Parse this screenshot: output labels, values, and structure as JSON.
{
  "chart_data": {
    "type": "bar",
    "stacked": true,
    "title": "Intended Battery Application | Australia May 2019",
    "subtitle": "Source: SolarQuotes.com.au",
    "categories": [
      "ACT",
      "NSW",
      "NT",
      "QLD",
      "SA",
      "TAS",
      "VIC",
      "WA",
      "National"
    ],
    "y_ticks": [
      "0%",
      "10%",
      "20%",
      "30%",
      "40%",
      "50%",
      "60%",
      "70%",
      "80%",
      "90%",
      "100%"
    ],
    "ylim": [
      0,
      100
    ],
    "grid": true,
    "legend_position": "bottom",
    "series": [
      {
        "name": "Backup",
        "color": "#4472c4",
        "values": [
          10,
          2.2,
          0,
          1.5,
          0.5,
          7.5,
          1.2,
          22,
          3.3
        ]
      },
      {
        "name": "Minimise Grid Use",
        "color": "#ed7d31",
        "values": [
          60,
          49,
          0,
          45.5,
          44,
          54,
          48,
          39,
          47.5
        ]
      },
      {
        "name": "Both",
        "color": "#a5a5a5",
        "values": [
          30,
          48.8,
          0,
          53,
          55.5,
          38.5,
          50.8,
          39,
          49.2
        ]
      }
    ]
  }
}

◆ ◆ ◆ ◆ ◆

### Directions
Quote all of the entries verbatim.

### Answer in full
Parse this screenshot: output labels, values, and structure as JSON.
{
  "chart_data": {
    "type": "bar",
    "stacked": true,
    "title": "Intended Battery Application | Australia May 2019",
    "subtitle": "Source: SolarQuotes.com.au",
    "categories": [
      "ACT",
      "NSW",
      "NT",
      "QLD",
      "SA",
      "TAS",
      "VIC",
      "WA",
      "National"
    ],
    "y_ticks": [
      "0%",
      "10%",
      "20%",
      "30%",
      "40%",
      "50%",
      "60%",
      "70%",
      "80%",
      "90%",
      "100%"
    ],
    "ylim": [
      0,
      100
    ],
    "grid": true,
    "legend_position": "bottom",
    "series": [
      {
        "name": "Backup",
        "color": "#4472c4",
        "values": [
          10,
          2.2,
          0,
          1.5,
          0.5,
          7.5,
          1.2,
          22,
          3.3
        ]
      },
      {
        "name": "Minimise Grid Use",
        "color": "#ed7d31",
        "values": [
          60,
          49,
          0,
          45.5,
          44,
          54,
          48,
          39,
          47.5
        ]
      },
      {
        "name": "Both",
        "color": "#a5a5a5",
        "values": [
          30,
          48.8,
          0,
          53,
          55.5,
          38.5,
          50.8,
          39,
          49.2
        ]
      }
    ]
  }
}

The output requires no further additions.